:: EXERCISE INPUT

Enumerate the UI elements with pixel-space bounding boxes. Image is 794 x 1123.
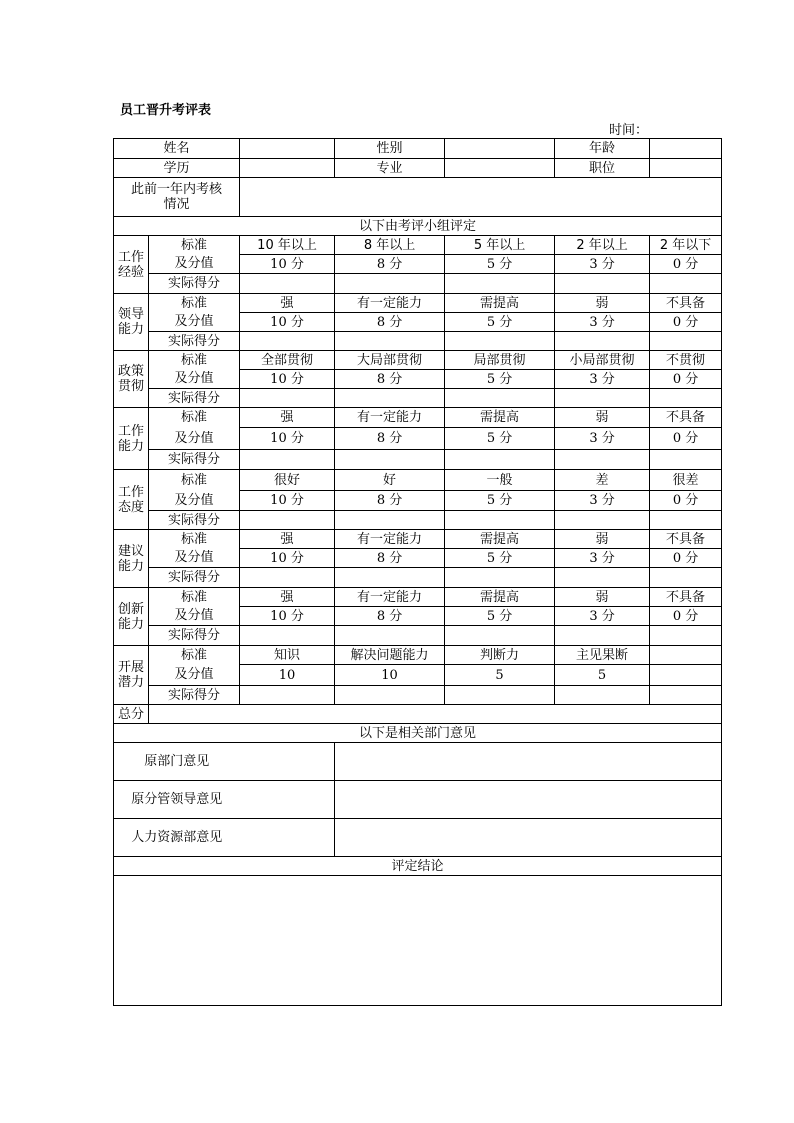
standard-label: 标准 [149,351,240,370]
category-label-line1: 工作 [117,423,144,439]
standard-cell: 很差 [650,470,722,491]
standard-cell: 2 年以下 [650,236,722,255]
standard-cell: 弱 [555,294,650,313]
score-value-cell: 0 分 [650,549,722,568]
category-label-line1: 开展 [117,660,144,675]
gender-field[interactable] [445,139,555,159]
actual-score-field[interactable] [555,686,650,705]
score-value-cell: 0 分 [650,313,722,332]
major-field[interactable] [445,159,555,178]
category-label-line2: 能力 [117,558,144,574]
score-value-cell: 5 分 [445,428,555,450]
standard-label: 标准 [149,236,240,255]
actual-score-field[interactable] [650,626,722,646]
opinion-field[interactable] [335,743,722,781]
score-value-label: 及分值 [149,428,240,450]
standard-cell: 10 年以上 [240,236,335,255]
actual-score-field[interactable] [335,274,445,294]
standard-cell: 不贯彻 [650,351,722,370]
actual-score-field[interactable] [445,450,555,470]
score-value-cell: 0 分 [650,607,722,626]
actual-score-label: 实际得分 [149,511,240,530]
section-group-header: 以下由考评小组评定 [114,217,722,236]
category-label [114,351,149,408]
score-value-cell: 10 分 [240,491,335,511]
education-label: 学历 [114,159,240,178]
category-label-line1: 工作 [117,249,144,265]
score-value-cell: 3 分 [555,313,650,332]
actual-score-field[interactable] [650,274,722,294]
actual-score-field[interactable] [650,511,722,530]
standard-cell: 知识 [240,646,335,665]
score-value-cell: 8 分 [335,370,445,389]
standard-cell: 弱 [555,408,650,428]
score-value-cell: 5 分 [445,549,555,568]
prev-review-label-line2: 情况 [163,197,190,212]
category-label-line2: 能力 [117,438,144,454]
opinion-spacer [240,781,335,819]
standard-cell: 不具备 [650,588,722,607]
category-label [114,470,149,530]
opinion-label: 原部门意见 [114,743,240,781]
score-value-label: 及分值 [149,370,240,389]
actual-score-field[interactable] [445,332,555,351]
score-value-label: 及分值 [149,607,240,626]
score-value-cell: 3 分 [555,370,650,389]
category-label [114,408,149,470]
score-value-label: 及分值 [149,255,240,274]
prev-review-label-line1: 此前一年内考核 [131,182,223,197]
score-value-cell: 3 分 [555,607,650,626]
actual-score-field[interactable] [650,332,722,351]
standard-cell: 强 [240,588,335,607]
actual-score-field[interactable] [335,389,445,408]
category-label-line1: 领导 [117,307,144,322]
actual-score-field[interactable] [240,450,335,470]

::::

## EXERCISE BRIEF
Please quote the material above line for line, leaving out the pictures.

## RESULT
Enumerate the UI elements with pixel-space bounding boxes. Image is 794 x 1123.
standard-label: 标准 [149,351,240,370]
category-label-line1: 工作 [117,423,144,439]
standard-cell: 很差 [650,470,722,491]
standard-cell: 2 年以下 [650,236,722,255]
standard-cell: 弱 [555,294,650,313]
score-value-cell: 0 分 [650,549,722,568]
category-label-line1: 开展 [117,660,144,675]
gender-field[interactable] [445,139,555,159]
actual-score-field[interactable] [555,686,650,705]
score-value-cell: 0 分 [650,313,722,332]
major-field[interactable] [445,159,555,178]
category-label-line2: 能力 [117,558,144,574]
score-value-cell: 5 分 [445,428,555,450]
standard-label: 标准 [149,236,240,255]
actual-score-field[interactable] [650,626,722,646]
opinion-field[interactable] [335,743,722,781]
score-value-label: 及分值 [149,428,240,450]
standard-cell: 10 年以上 [240,236,335,255]
actual-score-field[interactable] [335,274,445,294]
standard-cell: 不贯彻 [650,351,722,370]
actual-score-field[interactable] [445,450,555,470]
score-value-cell: 0 分 [650,607,722,626]
actual-score-label: 实际得分 [149,511,240,530]
section-group-header: 以下由考评小组评定 [114,217,722,236]
category-label [114,351,149,408]
score-value-cell: 10 分 [240,491,335,511]
education-label: 学历 [114,159,240,178]
category-label-line1: 工作 [117,249,144,265]
score-value-cell: 3 分 [555,313,650,332]
actual-score-field[interactable] [650,274,722,294]
actual-score-field[interactable] [650,511,722,530]
standard-cell: 知识 [240,646,335,665]
score-value-cell: 8 分 [335,370,445,389]
standard-cell: 弱 [555,408,650,428]
score-value-cell: 5 分 [445,549,555,568]
prev-review-label-line2: 情况 [163,197,190,212]
category-label-line2: 能力 [117,438,144,454]
opinion-spacer [240,781,335,819]
standard-cell: 不具备 [650,588,722,607]
category-label [114,470,149,530]
opinion-label: 原部门意见 [114,743,240,781]
score-value-label: 及分值 [149,370,240,389]
actual-score-field[interactable] [445,332,555,351]
score-value-label: 及分值 [149,607,240,626]
score-value-cell: 3 分 [555,370,650,389]
category-label [114,408,149,470]
score-value-label: 及分值 [149,255,240,274]
prev-review-label-line1: 此前一年内考核 [131,182,223,197]
score-value-cell: 3 分 [555,607,650,626]
actual-score-field[interactable] [650,332,722,351]
standard-cell: 强 [240,588,335,607]
actual-score-field[interactable] [335,389,445,408]
category-label-line1: 领导 [117,307,144,322]
actual-score-field[interactable] [240,450,335,470]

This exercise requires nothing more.